▶ [Atividades]:
**1.** Segundo a reportagem sobre as "mulheres que sobraram" na China, por que o anúncio está provocando um acalorado debate? Responda em uma ou duas frases.
**2.** Traduza para o inglês esta frase da reportagem sobre as "mulheres que sobraram" na China: "Em um comunicado, o presidente da empresa, Markus Strobel, disse que o vídeo faz parte de uma "campanha global para inspirar e empoderar as mulheres a moldar seu próprio destino"."
**3.** Dê continuidade à reportagem sobre as "mulheres que sobraram" na China a partir da última frase apresentada.

Solteiras aos 27 anos, o drama das "mulheres que sobraram" na China
Vídeo trata do estigma sofrido por chinesas solteiras, com depoimentos das jovens e de seus pais |
"Sempre achei que ela tinha uma ótima personalidade. Mas ela não é muito
bonita, fica na média. É por isso que ela é uma 'mulher que sobrou'",
diz uma mãe sobre a filha solteira.
A cena faz parte de uma propaganda que está viralizando na China por
tratar do estigma das mulheres que passaram dos 35 anos e ainda não se
casaram.
O anúncio está provocando um acalorado debate por tratar das chamadas
"sheng nu", algo como "mulheres que sobraram", um problema latente em
uma sociedade em que as mulheres devem priorizar o casamento e a
maternidade.
Com quatro minutos e feita no estilo documentário, a campanha "Marriage
Market Takeover" (algo como "invadindo o mercado de casamentos") foi
feito pela marca de produtos de beleza SK-II.
Em um comunicado, o presidente da empresa, Markus Strobel, disse que o
vídeo faz parte de uma "campanha global para inspirar e empoderar as
mulheres a moldar seu próprio destino".

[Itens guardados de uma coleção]
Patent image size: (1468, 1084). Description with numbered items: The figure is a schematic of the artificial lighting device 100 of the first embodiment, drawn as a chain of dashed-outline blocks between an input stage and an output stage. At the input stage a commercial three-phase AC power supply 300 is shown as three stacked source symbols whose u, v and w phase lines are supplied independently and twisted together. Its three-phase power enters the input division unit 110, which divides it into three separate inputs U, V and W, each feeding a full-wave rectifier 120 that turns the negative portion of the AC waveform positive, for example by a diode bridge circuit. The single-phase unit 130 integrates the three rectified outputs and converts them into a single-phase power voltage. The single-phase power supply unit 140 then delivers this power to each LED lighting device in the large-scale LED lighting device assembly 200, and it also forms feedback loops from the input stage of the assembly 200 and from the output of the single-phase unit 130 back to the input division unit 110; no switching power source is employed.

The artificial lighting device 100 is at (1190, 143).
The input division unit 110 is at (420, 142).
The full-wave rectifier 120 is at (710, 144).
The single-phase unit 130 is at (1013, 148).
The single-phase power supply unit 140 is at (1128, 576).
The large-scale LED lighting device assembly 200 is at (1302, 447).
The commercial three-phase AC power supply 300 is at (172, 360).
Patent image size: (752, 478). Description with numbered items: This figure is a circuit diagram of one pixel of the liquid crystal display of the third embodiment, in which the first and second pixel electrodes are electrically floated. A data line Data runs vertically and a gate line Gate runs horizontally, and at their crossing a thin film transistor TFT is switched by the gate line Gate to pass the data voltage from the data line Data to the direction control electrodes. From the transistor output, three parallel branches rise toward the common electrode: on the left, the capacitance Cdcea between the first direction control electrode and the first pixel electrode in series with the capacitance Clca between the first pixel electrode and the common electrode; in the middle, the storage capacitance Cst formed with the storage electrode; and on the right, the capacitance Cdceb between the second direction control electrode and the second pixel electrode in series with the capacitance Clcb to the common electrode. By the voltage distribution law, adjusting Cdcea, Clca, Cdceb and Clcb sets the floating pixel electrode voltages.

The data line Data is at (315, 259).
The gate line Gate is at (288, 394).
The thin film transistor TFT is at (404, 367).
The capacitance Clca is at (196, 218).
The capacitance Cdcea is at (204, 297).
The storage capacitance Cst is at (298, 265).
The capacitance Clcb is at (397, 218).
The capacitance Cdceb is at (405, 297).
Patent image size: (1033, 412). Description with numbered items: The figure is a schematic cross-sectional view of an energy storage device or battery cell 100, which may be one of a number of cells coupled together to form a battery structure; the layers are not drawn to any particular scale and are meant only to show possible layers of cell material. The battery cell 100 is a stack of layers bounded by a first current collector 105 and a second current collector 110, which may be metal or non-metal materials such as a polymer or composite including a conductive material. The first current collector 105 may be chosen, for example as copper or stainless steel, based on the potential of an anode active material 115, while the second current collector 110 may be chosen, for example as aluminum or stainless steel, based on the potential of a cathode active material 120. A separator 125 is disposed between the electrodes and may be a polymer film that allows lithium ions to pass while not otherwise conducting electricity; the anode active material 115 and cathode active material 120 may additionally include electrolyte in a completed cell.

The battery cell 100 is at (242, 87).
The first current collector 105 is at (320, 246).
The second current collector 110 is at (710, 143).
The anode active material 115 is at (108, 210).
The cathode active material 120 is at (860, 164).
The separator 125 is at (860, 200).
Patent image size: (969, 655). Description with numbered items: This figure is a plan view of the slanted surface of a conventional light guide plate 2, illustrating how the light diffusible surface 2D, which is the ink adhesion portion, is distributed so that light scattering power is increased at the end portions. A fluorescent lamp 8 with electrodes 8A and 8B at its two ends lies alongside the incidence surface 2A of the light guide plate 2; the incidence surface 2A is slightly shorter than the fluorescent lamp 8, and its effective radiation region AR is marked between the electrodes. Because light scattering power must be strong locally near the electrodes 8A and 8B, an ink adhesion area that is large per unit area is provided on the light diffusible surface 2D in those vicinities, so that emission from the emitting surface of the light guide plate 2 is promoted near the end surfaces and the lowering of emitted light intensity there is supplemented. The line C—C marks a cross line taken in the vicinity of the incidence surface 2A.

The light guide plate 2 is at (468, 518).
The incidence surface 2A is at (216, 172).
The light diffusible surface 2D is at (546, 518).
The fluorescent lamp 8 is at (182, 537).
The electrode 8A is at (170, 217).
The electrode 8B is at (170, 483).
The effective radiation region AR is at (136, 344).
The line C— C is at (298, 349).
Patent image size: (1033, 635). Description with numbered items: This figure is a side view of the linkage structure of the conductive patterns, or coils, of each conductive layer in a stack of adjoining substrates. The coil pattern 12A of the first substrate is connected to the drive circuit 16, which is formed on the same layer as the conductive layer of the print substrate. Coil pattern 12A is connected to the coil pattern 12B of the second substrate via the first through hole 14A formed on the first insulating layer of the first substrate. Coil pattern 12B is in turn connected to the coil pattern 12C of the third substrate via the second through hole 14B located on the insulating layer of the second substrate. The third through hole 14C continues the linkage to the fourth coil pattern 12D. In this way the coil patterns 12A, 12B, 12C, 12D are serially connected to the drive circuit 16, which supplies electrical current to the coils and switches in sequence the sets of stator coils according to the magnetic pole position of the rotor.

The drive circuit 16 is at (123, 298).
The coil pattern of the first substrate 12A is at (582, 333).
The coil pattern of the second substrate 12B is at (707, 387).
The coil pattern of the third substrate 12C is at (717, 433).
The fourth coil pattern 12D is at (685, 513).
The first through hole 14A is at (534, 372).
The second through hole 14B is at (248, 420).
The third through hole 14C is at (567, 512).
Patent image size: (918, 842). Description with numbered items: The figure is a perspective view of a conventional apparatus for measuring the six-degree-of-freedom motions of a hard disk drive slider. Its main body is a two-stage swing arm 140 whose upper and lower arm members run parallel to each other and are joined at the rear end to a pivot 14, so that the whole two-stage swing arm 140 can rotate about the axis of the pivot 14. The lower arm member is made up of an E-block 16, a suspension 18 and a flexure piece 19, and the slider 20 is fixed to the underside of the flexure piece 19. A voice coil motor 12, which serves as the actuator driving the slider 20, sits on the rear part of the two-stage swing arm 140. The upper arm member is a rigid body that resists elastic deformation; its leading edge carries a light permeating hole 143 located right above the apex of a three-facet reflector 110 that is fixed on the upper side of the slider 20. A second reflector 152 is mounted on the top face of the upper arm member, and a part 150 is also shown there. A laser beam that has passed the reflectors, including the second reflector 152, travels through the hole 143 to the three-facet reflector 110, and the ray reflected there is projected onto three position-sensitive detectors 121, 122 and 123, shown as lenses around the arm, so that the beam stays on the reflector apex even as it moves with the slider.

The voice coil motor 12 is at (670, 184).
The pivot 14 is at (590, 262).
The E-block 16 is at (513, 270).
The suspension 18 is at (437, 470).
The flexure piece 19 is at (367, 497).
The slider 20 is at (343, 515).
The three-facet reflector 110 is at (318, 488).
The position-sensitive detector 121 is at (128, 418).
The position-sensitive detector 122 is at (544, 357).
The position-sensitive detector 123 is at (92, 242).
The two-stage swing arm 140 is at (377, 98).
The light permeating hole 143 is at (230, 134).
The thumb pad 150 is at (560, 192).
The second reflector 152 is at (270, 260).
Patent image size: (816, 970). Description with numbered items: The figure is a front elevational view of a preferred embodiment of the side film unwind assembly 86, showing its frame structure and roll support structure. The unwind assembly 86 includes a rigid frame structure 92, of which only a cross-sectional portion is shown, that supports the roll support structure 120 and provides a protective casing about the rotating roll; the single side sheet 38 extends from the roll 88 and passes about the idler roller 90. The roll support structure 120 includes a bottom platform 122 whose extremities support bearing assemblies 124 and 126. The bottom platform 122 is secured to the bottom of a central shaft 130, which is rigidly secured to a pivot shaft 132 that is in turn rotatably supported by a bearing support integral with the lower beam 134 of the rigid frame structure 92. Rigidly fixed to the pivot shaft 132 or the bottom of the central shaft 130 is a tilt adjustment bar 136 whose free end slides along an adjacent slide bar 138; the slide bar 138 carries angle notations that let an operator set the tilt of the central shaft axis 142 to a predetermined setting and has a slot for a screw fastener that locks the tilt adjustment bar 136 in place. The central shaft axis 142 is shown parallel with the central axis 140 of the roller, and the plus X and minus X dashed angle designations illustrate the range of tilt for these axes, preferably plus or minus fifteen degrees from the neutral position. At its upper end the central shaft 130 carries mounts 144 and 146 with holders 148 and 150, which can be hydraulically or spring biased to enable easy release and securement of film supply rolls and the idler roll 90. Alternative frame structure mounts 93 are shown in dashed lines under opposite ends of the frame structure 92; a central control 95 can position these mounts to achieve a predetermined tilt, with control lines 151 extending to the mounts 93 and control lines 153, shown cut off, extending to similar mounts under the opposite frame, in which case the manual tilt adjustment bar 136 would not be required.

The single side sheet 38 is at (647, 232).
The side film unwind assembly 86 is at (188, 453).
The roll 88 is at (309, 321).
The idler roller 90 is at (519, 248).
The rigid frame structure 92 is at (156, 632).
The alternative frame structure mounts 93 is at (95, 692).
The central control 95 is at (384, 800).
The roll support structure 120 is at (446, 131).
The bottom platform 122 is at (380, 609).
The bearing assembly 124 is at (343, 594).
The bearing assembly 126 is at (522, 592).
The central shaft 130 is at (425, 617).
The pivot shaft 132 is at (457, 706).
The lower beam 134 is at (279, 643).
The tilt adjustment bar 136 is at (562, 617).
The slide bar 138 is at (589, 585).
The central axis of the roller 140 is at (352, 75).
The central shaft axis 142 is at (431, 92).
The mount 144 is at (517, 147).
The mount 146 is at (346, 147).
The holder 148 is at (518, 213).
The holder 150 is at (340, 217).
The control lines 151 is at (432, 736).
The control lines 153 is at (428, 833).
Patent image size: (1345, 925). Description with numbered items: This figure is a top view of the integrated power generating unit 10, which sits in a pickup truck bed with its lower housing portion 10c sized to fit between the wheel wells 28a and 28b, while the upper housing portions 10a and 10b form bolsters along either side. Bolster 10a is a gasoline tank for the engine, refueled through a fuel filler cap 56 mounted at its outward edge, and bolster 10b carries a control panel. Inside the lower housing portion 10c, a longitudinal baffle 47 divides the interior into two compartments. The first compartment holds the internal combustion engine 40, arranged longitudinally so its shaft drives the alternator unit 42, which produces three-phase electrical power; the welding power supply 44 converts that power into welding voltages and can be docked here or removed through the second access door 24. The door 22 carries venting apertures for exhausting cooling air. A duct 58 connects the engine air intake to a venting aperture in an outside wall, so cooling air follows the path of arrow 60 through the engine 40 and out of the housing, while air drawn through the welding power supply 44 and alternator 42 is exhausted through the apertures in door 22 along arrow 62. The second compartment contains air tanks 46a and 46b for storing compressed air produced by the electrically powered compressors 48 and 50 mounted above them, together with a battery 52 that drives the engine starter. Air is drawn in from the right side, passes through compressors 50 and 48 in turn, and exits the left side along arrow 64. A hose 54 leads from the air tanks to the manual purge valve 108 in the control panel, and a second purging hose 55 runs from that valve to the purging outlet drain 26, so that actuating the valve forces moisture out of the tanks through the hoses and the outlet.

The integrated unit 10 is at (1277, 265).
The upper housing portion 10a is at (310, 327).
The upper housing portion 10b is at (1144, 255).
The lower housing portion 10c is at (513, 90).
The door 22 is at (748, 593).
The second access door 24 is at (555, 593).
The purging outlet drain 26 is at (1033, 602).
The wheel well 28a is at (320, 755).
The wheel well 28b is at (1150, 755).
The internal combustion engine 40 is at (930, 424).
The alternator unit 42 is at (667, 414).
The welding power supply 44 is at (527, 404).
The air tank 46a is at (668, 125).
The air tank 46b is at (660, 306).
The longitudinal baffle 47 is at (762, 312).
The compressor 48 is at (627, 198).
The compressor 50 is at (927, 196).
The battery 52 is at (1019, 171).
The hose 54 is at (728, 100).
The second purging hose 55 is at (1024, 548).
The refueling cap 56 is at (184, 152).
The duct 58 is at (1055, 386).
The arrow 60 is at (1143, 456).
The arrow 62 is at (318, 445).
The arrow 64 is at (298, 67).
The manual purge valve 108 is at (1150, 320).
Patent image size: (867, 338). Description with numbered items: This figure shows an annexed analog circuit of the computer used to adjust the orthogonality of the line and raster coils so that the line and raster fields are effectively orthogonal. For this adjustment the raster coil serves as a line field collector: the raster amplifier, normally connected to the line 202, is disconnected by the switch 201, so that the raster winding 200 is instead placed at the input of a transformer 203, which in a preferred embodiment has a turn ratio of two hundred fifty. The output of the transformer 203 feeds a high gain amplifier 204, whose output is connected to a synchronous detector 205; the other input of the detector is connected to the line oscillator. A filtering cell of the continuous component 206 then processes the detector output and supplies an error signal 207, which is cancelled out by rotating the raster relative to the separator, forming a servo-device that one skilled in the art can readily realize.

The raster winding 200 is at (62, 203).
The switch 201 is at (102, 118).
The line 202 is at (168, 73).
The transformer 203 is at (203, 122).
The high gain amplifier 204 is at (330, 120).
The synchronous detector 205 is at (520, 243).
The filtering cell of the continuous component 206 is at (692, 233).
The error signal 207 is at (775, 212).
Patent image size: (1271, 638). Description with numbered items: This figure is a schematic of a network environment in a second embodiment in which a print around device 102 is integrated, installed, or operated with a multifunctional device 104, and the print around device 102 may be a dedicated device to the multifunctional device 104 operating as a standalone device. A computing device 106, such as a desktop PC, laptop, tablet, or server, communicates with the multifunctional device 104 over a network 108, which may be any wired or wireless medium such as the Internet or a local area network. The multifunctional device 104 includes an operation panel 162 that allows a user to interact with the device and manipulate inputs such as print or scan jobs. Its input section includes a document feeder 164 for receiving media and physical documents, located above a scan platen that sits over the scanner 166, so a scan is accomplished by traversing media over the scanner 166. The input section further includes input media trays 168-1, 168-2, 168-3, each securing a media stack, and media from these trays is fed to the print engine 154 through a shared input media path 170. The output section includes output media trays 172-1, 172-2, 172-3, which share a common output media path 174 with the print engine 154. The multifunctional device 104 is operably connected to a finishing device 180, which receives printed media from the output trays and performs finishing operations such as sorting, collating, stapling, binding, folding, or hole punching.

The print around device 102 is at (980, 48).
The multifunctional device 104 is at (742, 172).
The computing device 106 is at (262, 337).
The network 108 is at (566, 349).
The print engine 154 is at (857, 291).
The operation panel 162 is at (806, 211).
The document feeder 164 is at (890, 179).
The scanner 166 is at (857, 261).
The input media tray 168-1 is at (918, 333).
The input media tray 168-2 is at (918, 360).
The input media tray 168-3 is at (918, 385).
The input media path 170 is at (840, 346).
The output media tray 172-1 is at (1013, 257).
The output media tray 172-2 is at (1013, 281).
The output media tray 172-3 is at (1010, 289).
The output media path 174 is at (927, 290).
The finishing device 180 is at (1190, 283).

▶ [Respostas por tarefa]:
**1.** O anúncio provoca debate por tratar das chamadas "sheng nu", as "mulheres que sobraram". Esse é um problema latente em uma sociedade em que as mulheres devem priorizar o casamento e a maternidade.

**2.** In a statement, the company's president, Markus Strobel, said that the video is part of a "global campaign to inspire and empower women to shape their own destiny."

**3.**
"Nós mostramos um problema da vida real de mulheres chinesas talentosas e
corajosas que são pressionadas para casar antes dos 27 anos, por medo
de serem rotuladas como 'sheng nu'."
PRESSÃO — Pela definição do governo, uma "mulher que sobrou" se refere a qualquer mulher acima de 27 anos solteira.
O Partido Comunista Chinês tenta pressionar essas mulheres para casarem,
para lidar com um grave desequilíbrio de gênero causado pela política
do filho único, que foi revogada recentemente.
Mas de acordo com Leta Hong Fincher, autora do livro "Leftover Women:
The Resurgence of Gender Inequality in China" ("As mulheres que
sobraram, o ressurgimento da desigualdade de gênero na China", em
tradução livre), as chinesas não casadas estão em um "verdadeiro momento
de mudança", já que muitas estão começando a abraçar um estilo de vida
de solteira e lutando contra o estigma.
"Essas jovens estão sendo alvo de uma campanha deliberada do governo
para pressioná-las a casar", disse Leta. "Mas as mulheres chinesas hoje
estão cada vez se educando cada vez mais e resistindo ao casamento.
Essas mulheres solteiras estão tendo vidas ótimas. Mas essa tortura
psicológica vivenciada por essas mulheres para se casarem é algo
extremamente real. E reflete a realidade de muitas jovens profissionais
na China."
PAIS E FILHAS — O vídeo intercala testemunhos emocionantes das mulheres com a opinião de seus pais.
"Na cultura chinesa, respeitar os pais é o mais importante. E não se
casar é visto como o maior sinal de desrespeito", diz uma delas, sem
conseguir segurar o choro. "As pessoas acham que uma mulher solteira é
incompleta", afirma outra.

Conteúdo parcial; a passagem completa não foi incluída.